## Begin LISTING
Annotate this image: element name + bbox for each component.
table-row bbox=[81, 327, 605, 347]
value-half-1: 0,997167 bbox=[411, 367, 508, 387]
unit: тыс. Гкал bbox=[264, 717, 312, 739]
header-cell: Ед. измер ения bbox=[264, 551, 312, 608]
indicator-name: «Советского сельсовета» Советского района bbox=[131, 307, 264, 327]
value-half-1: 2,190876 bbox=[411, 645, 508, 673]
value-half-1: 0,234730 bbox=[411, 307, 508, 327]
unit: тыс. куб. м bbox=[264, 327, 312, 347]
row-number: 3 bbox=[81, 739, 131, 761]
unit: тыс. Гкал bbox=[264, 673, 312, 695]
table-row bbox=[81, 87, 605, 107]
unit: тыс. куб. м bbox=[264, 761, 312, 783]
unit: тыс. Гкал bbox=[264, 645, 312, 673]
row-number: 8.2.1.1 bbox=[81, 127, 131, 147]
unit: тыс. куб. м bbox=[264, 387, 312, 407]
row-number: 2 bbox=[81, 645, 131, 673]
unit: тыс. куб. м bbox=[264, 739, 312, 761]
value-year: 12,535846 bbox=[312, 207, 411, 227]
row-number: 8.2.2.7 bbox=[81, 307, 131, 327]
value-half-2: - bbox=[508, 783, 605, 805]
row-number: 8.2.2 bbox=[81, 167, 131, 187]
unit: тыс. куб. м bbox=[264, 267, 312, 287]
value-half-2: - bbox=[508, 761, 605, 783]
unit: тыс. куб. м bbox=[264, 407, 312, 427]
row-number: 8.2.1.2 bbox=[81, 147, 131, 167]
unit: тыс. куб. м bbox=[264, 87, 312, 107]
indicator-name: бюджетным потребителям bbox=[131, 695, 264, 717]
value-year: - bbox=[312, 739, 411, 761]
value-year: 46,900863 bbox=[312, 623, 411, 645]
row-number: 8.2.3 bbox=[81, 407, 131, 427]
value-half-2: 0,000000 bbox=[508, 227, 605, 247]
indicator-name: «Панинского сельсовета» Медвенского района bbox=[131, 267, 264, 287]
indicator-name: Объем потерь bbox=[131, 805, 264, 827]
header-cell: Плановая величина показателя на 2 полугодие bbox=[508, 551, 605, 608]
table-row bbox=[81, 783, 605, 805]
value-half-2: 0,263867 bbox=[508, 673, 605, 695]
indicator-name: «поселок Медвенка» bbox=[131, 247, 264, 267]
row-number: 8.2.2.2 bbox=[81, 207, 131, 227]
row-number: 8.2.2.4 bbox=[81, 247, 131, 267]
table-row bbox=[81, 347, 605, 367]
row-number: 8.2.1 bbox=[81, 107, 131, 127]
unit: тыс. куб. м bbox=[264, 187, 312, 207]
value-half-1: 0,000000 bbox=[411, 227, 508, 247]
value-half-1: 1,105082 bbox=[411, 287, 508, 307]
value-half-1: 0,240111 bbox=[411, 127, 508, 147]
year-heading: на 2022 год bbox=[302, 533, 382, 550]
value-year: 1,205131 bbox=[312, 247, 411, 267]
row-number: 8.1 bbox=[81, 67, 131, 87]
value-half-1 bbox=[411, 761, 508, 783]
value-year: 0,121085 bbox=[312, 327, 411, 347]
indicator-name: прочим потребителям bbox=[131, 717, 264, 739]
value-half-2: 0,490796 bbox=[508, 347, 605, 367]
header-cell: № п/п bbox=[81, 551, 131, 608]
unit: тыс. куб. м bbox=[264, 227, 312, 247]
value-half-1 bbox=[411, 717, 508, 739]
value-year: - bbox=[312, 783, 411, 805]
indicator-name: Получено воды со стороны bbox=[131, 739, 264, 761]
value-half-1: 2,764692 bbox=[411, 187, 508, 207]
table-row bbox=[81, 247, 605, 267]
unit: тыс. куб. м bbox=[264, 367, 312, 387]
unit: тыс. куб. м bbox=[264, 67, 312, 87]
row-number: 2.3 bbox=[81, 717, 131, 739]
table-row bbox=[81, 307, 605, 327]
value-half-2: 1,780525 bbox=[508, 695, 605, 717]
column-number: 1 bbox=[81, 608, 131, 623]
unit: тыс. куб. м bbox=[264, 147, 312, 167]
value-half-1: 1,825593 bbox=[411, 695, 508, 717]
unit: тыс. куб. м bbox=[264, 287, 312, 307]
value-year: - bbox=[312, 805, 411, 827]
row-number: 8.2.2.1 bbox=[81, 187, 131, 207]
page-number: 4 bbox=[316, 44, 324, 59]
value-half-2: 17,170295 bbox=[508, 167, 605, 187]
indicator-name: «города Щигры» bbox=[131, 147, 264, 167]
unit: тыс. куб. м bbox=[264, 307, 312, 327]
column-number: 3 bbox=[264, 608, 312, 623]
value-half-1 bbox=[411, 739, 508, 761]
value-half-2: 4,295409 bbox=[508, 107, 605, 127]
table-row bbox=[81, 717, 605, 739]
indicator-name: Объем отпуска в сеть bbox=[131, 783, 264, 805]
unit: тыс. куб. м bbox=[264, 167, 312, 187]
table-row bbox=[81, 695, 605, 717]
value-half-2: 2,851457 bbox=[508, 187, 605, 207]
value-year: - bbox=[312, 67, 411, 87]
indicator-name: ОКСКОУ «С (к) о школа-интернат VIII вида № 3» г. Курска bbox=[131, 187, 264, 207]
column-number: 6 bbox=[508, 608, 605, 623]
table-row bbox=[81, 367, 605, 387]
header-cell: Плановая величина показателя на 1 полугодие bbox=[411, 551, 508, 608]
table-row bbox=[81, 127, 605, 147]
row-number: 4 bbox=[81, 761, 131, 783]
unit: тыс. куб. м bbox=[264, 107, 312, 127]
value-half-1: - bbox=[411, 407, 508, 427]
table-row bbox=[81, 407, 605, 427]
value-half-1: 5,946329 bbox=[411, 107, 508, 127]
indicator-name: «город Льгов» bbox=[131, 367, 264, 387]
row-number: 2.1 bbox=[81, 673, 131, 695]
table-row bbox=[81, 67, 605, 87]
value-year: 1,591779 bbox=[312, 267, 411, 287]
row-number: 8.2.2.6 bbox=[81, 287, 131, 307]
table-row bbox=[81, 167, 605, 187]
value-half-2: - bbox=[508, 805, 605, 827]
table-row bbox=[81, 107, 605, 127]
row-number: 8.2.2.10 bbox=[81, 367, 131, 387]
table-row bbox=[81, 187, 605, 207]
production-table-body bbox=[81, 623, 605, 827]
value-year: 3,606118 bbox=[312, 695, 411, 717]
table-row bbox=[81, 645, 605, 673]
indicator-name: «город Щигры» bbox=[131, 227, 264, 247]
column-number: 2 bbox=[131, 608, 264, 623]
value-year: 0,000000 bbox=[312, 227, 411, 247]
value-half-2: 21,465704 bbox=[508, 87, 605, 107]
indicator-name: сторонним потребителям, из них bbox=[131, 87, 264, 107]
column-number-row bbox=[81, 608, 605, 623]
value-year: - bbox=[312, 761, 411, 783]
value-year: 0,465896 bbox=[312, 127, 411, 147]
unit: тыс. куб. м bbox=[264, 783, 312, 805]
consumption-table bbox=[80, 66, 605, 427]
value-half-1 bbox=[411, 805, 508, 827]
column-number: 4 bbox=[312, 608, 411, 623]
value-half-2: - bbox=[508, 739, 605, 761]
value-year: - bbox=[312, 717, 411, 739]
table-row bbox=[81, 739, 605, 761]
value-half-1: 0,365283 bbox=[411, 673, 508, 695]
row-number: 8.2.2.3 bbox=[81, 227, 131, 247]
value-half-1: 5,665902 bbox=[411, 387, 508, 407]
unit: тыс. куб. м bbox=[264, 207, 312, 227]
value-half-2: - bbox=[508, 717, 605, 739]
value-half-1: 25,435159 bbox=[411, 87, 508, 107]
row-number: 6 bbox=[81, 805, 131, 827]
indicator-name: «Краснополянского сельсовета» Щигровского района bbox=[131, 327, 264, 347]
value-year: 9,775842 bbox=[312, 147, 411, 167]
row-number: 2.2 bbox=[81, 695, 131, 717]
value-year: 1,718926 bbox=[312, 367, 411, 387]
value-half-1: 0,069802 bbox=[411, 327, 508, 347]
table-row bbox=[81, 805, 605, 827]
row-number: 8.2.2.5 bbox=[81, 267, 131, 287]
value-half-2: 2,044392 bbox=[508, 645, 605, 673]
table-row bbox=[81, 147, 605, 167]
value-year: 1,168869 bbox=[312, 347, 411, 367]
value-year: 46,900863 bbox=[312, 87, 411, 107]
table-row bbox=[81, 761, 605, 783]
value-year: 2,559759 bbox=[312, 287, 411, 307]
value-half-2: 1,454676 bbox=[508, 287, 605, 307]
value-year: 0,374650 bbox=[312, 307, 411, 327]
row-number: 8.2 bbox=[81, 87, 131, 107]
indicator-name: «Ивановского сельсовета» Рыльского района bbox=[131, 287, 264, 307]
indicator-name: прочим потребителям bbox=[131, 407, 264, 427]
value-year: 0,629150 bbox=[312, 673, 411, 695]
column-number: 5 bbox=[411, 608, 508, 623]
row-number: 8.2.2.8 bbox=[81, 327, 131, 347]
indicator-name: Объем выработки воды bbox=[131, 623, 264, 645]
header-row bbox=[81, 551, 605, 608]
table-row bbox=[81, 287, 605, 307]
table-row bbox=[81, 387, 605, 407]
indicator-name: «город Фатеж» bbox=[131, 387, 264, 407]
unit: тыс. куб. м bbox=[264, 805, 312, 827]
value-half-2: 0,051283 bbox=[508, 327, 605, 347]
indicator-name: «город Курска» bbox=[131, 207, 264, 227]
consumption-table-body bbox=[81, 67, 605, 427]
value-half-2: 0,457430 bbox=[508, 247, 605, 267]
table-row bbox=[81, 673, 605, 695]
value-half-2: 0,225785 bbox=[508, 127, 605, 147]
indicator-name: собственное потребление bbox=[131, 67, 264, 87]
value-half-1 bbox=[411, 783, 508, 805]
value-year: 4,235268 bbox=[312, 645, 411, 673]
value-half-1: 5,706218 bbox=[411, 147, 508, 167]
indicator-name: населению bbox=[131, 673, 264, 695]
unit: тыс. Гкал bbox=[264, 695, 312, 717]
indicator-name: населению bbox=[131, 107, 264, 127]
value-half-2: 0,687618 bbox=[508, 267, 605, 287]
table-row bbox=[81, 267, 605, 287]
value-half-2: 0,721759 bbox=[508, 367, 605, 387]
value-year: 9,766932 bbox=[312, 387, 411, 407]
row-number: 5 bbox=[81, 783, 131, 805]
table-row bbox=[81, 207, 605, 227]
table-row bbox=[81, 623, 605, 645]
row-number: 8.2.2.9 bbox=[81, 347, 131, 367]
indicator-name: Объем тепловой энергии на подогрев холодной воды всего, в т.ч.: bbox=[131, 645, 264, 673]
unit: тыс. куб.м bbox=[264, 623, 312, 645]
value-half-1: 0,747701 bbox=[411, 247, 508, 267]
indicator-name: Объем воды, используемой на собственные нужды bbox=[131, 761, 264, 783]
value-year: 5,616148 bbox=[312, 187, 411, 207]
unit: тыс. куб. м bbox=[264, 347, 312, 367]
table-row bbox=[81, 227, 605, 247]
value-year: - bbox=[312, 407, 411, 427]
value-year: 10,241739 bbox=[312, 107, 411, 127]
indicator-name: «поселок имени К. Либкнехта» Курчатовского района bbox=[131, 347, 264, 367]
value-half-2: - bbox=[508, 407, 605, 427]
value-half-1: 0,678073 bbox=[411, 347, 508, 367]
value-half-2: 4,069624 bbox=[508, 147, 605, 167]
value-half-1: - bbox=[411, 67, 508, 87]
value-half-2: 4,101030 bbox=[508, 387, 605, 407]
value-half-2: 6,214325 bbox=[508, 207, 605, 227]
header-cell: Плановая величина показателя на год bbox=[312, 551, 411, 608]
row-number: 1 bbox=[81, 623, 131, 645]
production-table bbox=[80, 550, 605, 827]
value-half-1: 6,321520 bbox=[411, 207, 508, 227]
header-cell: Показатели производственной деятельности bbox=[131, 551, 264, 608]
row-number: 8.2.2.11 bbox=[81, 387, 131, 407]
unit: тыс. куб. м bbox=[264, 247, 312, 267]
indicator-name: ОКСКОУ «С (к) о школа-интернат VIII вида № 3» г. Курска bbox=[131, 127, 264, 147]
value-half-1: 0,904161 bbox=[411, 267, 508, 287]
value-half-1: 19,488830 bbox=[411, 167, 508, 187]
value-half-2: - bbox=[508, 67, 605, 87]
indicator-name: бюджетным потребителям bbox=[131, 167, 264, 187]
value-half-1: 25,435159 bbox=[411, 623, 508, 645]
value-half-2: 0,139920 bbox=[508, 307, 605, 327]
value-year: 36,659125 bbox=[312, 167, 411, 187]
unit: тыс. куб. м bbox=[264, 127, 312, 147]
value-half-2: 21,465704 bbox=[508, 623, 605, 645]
## End LISTING
Can you rewrite the material from its first line through the line with "value-half-1: 0,240111 bbox=[411, 127, 508, 147]", changing "тыс. куб. м" to "тыс. м³" and leaving everything else as it is?

Annotate this image: element name + bbox for each component.
table-row bbox=[81, 327, 605, 347]
value-half-1: 0,997167 bbox=[411, 367, 508, 387]
unit: тыс. Гкал bbox=[264, 717, 312, 739]
header-cell: Ед. измер ения bbox=[264, 551, 312, 608]
indicator-name: «Советского сельсовета» Советского района bbox=[131, 307, 264, 327]
value-half-1: 2,190876 bbox=[411, 645, 508, 673]
value-half-1: 0,234730 bbox=[411, 307, 508, 327]
unit: тыс. м³ bbox=[264, 327, 312, 347]
row-number: 3 bbox=[81, 739, 131, 761]
unit: тыс. Гкал bbox=[264, 673, 312, 695]
table-row bbox=[81, 87, 605, 107]
unit: тыс. м³ bbox=[264, 761, 312, 783]
unit: тыс. Гкал bbox=[264, 645, 312, 673]
row-number: 8.2.1.1 bbox=[81, 127, 131, 147]
unit: тыс. м³ bbox=[264, 387, 312, 407]
row-number: 2 bbox=[81, 645, 131, 673]
unit: тыс. м³ bbox=[264, 739, 312, 761]
value-year: 12,535846 bbox=[312, 207, 411, 227]
row-number: 8.2.2.7 bbox=[81, 307, 131, 327]
value-half-2: - bbox=[508, 783, 605, 805]
row-number: 8.2.2 bbox=[81, 167, 131, 187]
unit: тыс. м³ bbox=[264, 267, 312, 287]
value-half-2: - bbox=[508, 761, 605, 783]
unit: тыс. м³ bbox=[264, 407, 312, 427]
row-number: 8.2.1.2 bbox=[81, 147, 131, 167]
unit: тыс. м³ bbox=[264, 87, 312, 107]
indicator-name: бюджетным потребителям bbox=[131, 695, 264, 717]
value-year: - bbox=[312, 739, 411, 761]
value-year: 46,900863 bbox=[312, 623, 411, 645]
row-number: 8.2.3 bbox=[81, 407, 131, 427]
value-half-2: 0,000000 bbox=[508, 227, 605, 247]
indicator-name: «Панинского сельсовета» Медвенского района bbox=[131, 267, 264, 287]
indicator-name: Объем потерь bbox=[131, 805, 264, 827]
header-cell: Плановая величина показателя на 2 полугодие bbox=[508, 551, 605, 608]
table-row bbox=[81, 783, 605, 805]
value-half-2: 0,263867 bbox=[508, 673, 605, 695]
indicator-name: «поселок Медвенка» bbox=[131, 247, 264, 267]
row-number: 8.2.2.2 bbox=[81, 207, 131, 227]
row-number: 8.2.2.4 bbox=[81, 247, 131, 267]
table-row bbox=[81, 347, 605, 367]
row-number: 8.2.1 bbox=[81, 107, 131, 127]
unit: тыс. м³ bbox=[264, 187, 312, 207]
value-half-1: 0,000000 bbox=[411, 227, 508, 247]
value-half-1: 1,105082 bbox=[411, 287, 508, 307]
value-half-1: 0,240111 bbox=[411, 127, 508, 147]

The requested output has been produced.